Lines of data:
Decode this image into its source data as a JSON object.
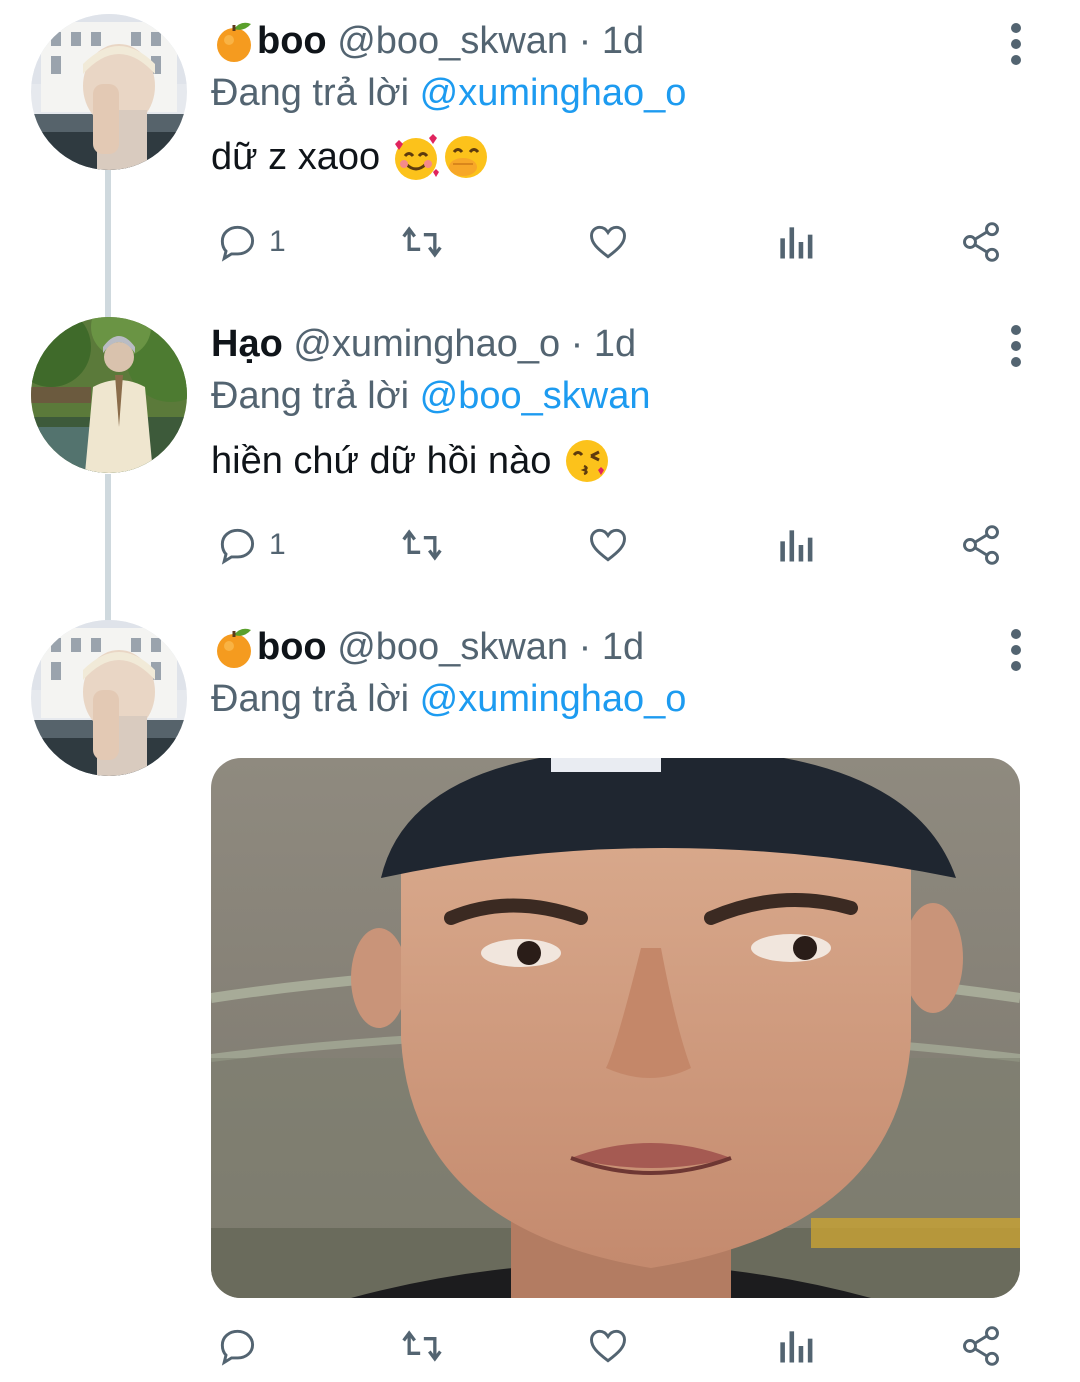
{
  "colors": {
    "text_primary": "#0f1419",
    "text_secondary": "#536471",
    "link": "#1d9bf0",
    "thread_line": "#cfd9de"
  },
  "tweets": [
    {
      "display_name": "boo",
      "name_emoji": "tangerine-emoji",
      "handle": "@boo_skwan",
      "separator": "·",
      "time": "1d",
      "reply_prefix": "Đang trả lời",
      "reply_to": "@xuminghao_o",
      "text": "dữ z xaoo",
      "text_emojis": [
        "smiling-face-with-hearts-emoji",
        "face-with-hand-over-mouth-emoji"
      ],
      "reply_count": "1",
      "has_media": false
    },
    {
      "display_name": "Hạo",
      "handle": "@xuminghao_o",
      "separator": "·",
      "time": "1d",
      "reply_prefix": "Đang trả lời",
      "reply_to": "@boo_skwan",
      "text": "hiền chứ dữ hồi nào",
      "text_emojis": [
        "face-blowing-kiss-emoji"
      ],
      "reply_count": "1",
      "has_media": false
    },
    {
      "display_name": "boo",
      "name_emoji": "tangerine-emoji",
      "handle": "@boo_skwan",
      "separator": "·",
      "time": "1d",
      "reply_prefix": "Đang trả lời",
      "reply_to": "@xuminghao_o",
      "text": "",
      "reply_count": "",
      "has_media": true,
      "media_description": "photo"
    }
  ],
  "icons": {
    "reply": "reply-icon",
    "retweet": "retweet-icon",
    "like": "heart-icon",
    "analytics": "analytics-icon",
    "share": "share-icon",
    "more": "more-vertical-icon"
  }
}
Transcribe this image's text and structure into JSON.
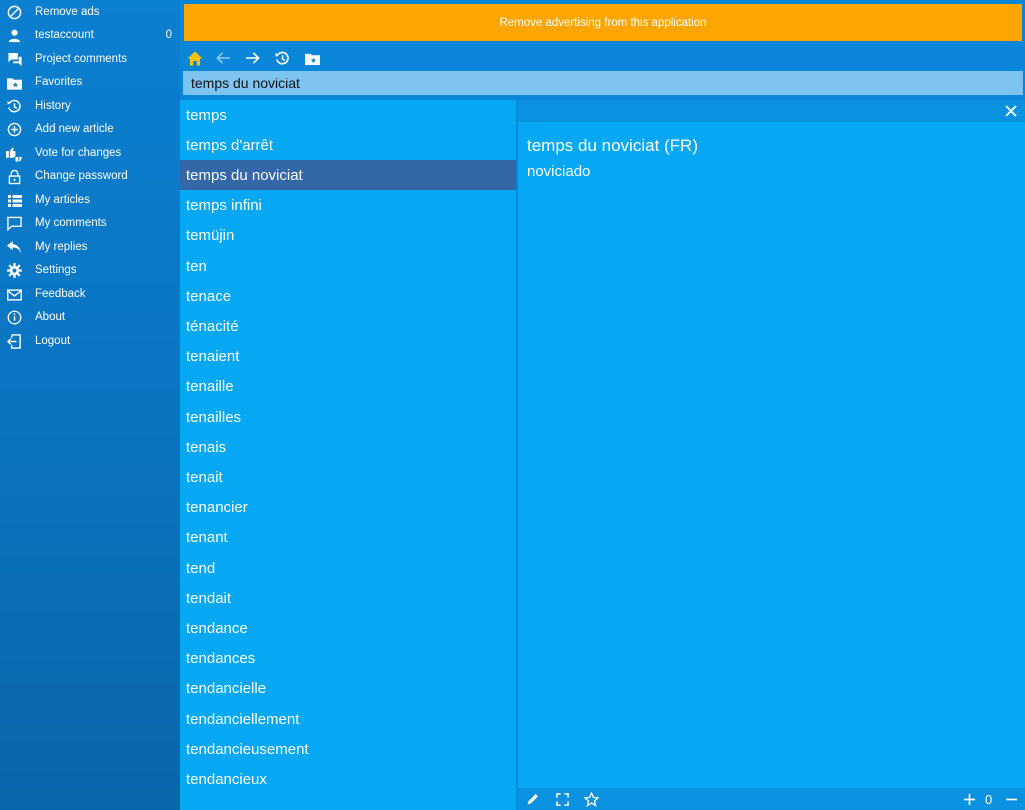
{
  "sidebar": {
    "items": [
      {
        "label": "Remove ads",
        "icon": "block-icon"
      },
      {
        "label": "testaccount",
        "icon": "user-icon",
        "count": "0"
      },
      {
        "label": "Project comments",
        "icon": "comments-icon"
      },
      {
        "label": "Favorites",
        "icon": "folder-star-icon"
      },
      {
        "label": "History",
        "icon": "history-icon"
      },
      {
        "label": "Add new article",
        "icon": "plus-circle-icon"
      },
      {
        "label": "Vote for changes",
        "icon": "thumbs-icon"
      },
      {
        "label": "Change password",
        "icon": "lock-icon"
      },
      {
        "label": "My articles",
        "icon": "list-icon"
      },
      {
        "label": "My comments",
        "icon": "comment-icon"
      },
      {
        "label": "My replies",
        "icon": "reply-icon"
      },
      {
        "label": "Settings",
        "icon": "gear-icon"
      },
      {
        "label": "Feedback",
        "icon": "mail-icon"
      },
      {
        "label": "About",
        "icon": "info-icon"
      },
      {
        "label": "Logout",
        "icon": "logout-icon"
      }
    ]
  },
  "ad": {
    "label": "Remove advertising from this application"
  },
  "search": {
    "value": "temps du noviciat"
  },
  "list": {
    "items": [
      "temps",
      "temps d'arrêt",
      "temps du noviciat",
      "temps infini",
      "temüjin",
      "ten",
      "tenace",
      "ténacité",
      "tenaient",
      "tenaille",
      "tenailles",
      "tenais",
      "tenait",
      "tenancier",
      "tenant",
      "tend",
      "tendait",
      "tendance",
      "tendances",
      "tendancielle",
      "tendanciellement",
      "tendancieusement",
      "tendancieux"
    ],
    "selected_index": 2
  },
  "detail": {
    "title": "temps du noviciat (FR)",
    "translation": "noviciado",
    "zoom": "0"
  },
  "colors": {
    "accent": "#ffa500",
    "selected": "#3367a8",
    "panel": "#06a8f4",
    "home_icon": "#ffc107"
  }
}
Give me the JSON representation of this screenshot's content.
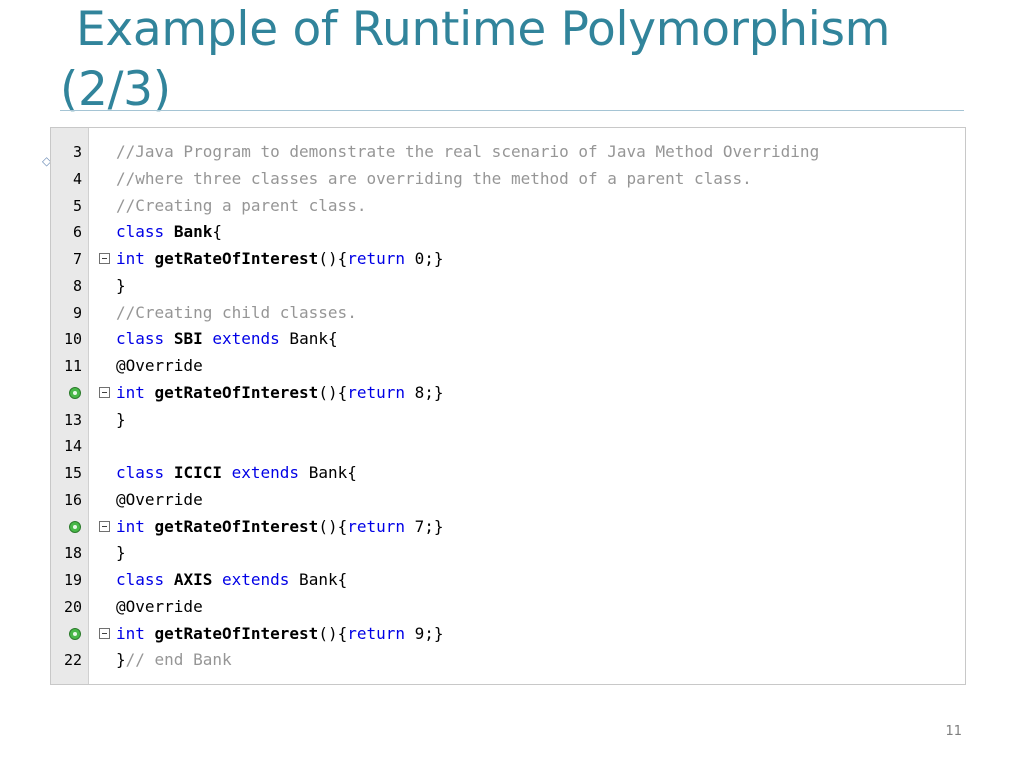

TASK PROMPT: Copy the listing word for word, excluding its pictures.

FINAL RESULT:
Decode this image into its source data as a JSON object.
{
  "colors": {
    "text_primary": "#0f1419",
    "text_secondary": "#536471",
    "link": "#1d9bf0",
    "thread_line": "#cfd9de"
  },
  "tweets": [
    {
      "display_name": "boo",
      "name_emoji": "tangerine-emoji",
      "handle": "@boo_skwan",
      "separator": "·",
      "time": "1d",
      "reply_prefix": "Đang trả lời",
      "reply_to": "@xuminghao_o",
      "text": "dữ z xaoo",
      "text_emojis": [
        "smiling-face-with-hearts-emoji",
        "face-with-hand-over-mouth-emoji"
      ],
      "reply_count": "1",
      "has_media": false
    },
    {
      "display_name": "Hạo",
      "handle": "@xuminghao_o",
      "separator": "·",
      "time": "1d",
      "reply_prefix": "Đang trả lời",
      "reply_to": "@boo_skwan",
      "text": "hiền chứ dữ hồi nào",
      "text_emojis": [
        "face-blowing-kiss-emoji"
      ],
      "reply_count": "1",
      "has_media": false
    },
    {
      "display_name": "boo",
      "name_emoji": "tangerine-emoji",
      "handle": "@boo_skwan",
      "separator": "·",
      "time": "1d",
      "reply_prefix": "Đang trả lời",
      "reply_to": "@xuminghao_o",
      "text": "",
      "reply_count": "",
      "has_media": true,
      "media_description": "photo"
    }
  ],
  "icons": {
    "reply": "reply-icon",
    "retweet": "retweet-icon",
    "like": "heart-icon",
    "analytics": "analytics-icon",
    "share": "share-icon",
    "more": "more-vertical-icon"
  }
}
Transcribe this image's text and structure into JSON.
{
  "sidebar": {
    "items": [
      {
        "label": "Remove ads",
        "icon": "block-icon"
      },
      {
        "label": "testaccount",
        "icon": "user-icon",
        "count": "0"
      },
      {
        "label": "Project comments",
        "icon": "comments-icon"
      },
      {
        "label": "Favorites",
        "icon": "folder-star-icon"
      },
      {
        "label": "History",
        "icon": "history-icon"
      },
      {
        "label": "Add new article",
        "icon": "plus-circle-icon"
      },
      {
        "label": "Vote for changes",
        "icon": "thumbs-icon"
      },
      {
        "label": "Change password",
        "icon": "lock-icon"
      },
      {
        "label": "My articles",
        "icon": "list-icon"
      },
      {
        "label": "My comments",
        "icon": "comment-icon"
      },
      {
        "label": "My replies",
        "icon": "reply-icon"
      },
      {
        "label": "Settings",
        "icon": "gear-icon"
      },
      {
        "label": "Feedback",
        "icon": "mail-icon"
      },
      {
        "label": "About",
        "icon": "info-icon"
      },
      {
        "label": "Logout",
        "icon": "logout-icon"
      }
    ]
  },
  "ad": {
    "label": "Remove advertising from this application"
  },
  "search": {
    "value": "temps du noviciat"
  },
  "list": {
    "items": [
      "temps",
      "temps d'arrêt",
      "temps du noviciat",
      "temps infini",
      "temüjin",
      "ten",
      "tenace",
      "ténacité",
      "tenaient",
      "tenaille",
      "tenailles",
      "tenais",
      "tenait",
      "tenancier",
      "tenant",
      "tend",
      "tendait",
      "tendance",
      "tendances",
      "tendancielle",
      "tendanciellement",
      "tendancieusement",
      "tendancieux"
    ],
    "selected_index": 2
  },
  "detail": {
    "title": "temps du noviciat (FR)",
    "translation": "noviciado",
    "zoom": "0"
  },
  "colors": {
    "accent": "#ffa500",
    "selected": "#3367a8",
    "panel": "#06a8f4",
    "home_icon": "#ffc107"
  }
}
Give me the JSON representation of this screenshot's content.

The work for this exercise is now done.